_Extracted material_
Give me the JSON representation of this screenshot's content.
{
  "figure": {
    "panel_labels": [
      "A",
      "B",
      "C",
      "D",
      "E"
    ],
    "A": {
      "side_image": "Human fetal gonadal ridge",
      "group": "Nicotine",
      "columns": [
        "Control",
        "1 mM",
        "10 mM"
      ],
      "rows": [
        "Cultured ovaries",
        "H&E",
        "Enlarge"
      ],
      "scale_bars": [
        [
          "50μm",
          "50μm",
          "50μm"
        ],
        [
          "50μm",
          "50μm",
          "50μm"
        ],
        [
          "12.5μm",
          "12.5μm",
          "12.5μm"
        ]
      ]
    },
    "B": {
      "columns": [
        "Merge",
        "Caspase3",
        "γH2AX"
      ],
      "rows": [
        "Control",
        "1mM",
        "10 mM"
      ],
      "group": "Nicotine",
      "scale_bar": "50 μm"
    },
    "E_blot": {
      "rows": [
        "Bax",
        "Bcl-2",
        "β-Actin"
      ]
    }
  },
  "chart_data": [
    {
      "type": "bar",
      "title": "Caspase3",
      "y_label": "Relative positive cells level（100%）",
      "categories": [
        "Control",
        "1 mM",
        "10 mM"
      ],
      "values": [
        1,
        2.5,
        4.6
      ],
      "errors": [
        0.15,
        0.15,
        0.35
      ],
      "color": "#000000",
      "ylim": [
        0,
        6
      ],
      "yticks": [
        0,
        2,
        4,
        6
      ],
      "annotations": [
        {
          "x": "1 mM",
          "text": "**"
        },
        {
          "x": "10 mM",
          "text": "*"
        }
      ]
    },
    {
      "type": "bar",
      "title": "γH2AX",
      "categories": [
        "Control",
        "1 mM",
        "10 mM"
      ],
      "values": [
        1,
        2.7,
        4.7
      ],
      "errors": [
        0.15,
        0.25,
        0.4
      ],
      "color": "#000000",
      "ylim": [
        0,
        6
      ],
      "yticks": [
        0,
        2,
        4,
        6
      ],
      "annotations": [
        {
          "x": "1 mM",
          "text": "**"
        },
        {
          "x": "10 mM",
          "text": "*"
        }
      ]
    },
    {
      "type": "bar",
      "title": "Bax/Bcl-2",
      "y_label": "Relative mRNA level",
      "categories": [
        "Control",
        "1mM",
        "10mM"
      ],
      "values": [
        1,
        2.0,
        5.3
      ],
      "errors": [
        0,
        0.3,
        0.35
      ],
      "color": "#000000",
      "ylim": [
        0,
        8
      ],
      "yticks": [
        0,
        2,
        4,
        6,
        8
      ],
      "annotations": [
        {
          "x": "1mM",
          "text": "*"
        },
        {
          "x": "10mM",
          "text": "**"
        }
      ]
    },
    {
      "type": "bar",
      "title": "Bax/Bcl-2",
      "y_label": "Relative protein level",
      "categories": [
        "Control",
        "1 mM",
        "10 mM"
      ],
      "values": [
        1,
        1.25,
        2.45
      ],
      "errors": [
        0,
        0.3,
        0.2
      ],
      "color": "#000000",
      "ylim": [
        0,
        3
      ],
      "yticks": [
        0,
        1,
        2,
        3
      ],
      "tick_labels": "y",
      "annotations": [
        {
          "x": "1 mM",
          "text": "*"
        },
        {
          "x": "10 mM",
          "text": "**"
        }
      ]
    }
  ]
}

_What is required_
Restate each entry exactly, skipping none.

_Response to the exercise_
Give me the JSON representation of this screenshot's content.
{
  "figure": {
    "panel_labels": [
      "A",
      "B",
      "C",
      "D",
      "E"
    ],
    "A": {
      "side_image": "Human fetal gonadal ridge",
      "group": "Nicotine",
      "columns": [
        "Control",
        "1 mM",
        "10 mM"
      ],
      "rows": [
        "Cultured ovaries",
        "H&E",
        "Enlarge"
      ],
      "scale_bars": [
        [
          "50μm",
          "50μm",
          "50μm"
        ],
        [
          "50μm",
          "50μm",
          "50μm"
        ],
        [
          "12.5μm",
          "12.5μm",
          "12.5μm"
        ]
      ]
    },
    "B": {
      "columns": [
        "Merge",
        "Caspase3",
        "γH2AX"
      ],
      "rows": [
        "Control",
        "1mM",
        "10 mM"
      ],
      "group": "Nicotine",
      "scale_bar": "50 μm"
    },
    "E_blot": {
      "rows": [
        "Bax",
        "Bcl-2",
        "β-Actin"
      ]
    }
  },
  "chart_data": [
    {
      "type": "bar",
      "title": "Caspase3",
      "y_label": "Relative positive cells level（100%）",
      "categories": [
        "Control",
        "1 mM",
        "10 mM"
      ],
      "values": [
        1,
        2.5,
        4.6
      ],
      "errors": [
        0.15,
        0.15,
        0.35
      ],
      "color": "#000000",
      "ylim": [
        0,
        6
      ],
      "yticks": [
        0,
        2,
        4,
        6
      ],
      "annotations": [
        {
          "x": "1 mM",
          "text": "**"
        },
        {
          "x": "10 mM",
          "text": "*"
        }
      ]
    },
    {
      "type": "bar",
      "title": "γH2AX",
      "categories": [
        "Control",
        "1 mM",
        "10 mM"
      ],
      "values": [
        1,
        2.7,
        4.7
      ],
      "errors": [
        0.15,
        0.25,
        0.4
      ],
      "color": "#000000",
      "ylim": [
        0,
        6
      ],
      "yticks": [
        0,
        2,
        4,
        6
      ],
      "annotations": [
        {
          "x": "1 mM",
          "text": "**"
        },
        {
          "x": "10 mM",
          "text": "*"
        }
      ]
    },
    {
      "type": "bar",
      "title": "Bax/Bcl-2",
      "y_label": "Relative mRNA level",
      "categories": [
        "Control",
        "1mM",
        "10mM"
      ],
      "values": [
        1,
        2.0,
        5.3
      ],
      "errors": [
        0,
        0.3,
        0.35
      ],
      "color": "#000000",
      "ylim": [
        0,
        8
      ],
      "yticks": [
        0,
        2,
        4,
        6,
        8
      ],
      "annotations": [
        {
          "x": "1mM",
          "text": "*"
        },
        {
          "x": "10mM",
          "text": "**"
        }
      ]
    },
    {
      "type": "bar",
      "title": "Bax/Bcl-2",
      "y_label": "Relative protein level",
      "categories": [
        "Control",
        "1 mM",
        "10 mM"
      ],
      "values": [
        1,
        1.25,
        2.45
      ],
      "errors": [
        0,
        0.3,
        0.2
      ],
      "color": "#000000",
      "ylim": [
        0,
        3
      ],
      "yticks": [
        0,
        1,
        2,
        3
      ],
      "tick_labels": "y",
      "annotations": [
        {
          "x": "1 mM",
          "text": "*"
        },
        {
          "x": "10 mM",
          "text": "**"
        }
      ]
    }
  ]
}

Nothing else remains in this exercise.